Work to complete => The exercise asks you to copy every line below in which "lanet" appears.

Listed records =>
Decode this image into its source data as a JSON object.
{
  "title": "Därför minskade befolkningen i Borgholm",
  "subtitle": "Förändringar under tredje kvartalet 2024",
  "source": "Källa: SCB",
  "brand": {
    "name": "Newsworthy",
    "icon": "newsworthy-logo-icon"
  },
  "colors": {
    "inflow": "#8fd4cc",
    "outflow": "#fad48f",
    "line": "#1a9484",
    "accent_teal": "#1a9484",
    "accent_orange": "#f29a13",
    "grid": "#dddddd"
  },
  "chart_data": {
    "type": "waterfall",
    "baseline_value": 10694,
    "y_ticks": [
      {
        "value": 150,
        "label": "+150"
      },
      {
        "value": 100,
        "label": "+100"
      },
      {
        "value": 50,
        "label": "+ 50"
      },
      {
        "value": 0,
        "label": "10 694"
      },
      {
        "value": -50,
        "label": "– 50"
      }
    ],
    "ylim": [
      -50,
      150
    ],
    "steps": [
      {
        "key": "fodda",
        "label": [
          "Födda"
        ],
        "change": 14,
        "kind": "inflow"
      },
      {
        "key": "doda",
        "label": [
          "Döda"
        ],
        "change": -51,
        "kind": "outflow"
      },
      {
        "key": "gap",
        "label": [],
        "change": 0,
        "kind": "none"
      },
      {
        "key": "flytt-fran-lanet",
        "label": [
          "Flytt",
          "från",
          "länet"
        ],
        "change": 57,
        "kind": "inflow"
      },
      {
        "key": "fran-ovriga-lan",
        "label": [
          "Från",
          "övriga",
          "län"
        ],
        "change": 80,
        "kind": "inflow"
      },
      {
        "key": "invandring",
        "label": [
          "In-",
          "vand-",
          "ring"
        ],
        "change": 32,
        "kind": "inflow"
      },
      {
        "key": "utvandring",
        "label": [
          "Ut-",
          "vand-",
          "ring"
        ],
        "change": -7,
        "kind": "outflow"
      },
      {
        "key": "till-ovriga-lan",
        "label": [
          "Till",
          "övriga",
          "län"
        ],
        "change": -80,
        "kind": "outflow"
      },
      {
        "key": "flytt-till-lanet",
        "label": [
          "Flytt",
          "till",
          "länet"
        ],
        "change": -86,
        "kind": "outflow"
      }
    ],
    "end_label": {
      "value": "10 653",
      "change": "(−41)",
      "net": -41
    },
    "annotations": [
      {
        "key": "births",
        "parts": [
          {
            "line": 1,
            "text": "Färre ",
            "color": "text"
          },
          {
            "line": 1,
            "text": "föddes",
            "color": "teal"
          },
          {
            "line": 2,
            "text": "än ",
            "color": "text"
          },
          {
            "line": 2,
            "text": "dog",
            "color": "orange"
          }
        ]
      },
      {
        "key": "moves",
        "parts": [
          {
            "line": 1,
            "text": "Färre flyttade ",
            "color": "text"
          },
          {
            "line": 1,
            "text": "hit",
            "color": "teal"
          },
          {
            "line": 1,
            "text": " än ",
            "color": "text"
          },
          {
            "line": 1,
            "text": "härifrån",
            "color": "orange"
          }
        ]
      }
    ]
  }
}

Expected answer =>
        "key": "flytt-fran-lanet",
        "key": "flytt-till-lanet",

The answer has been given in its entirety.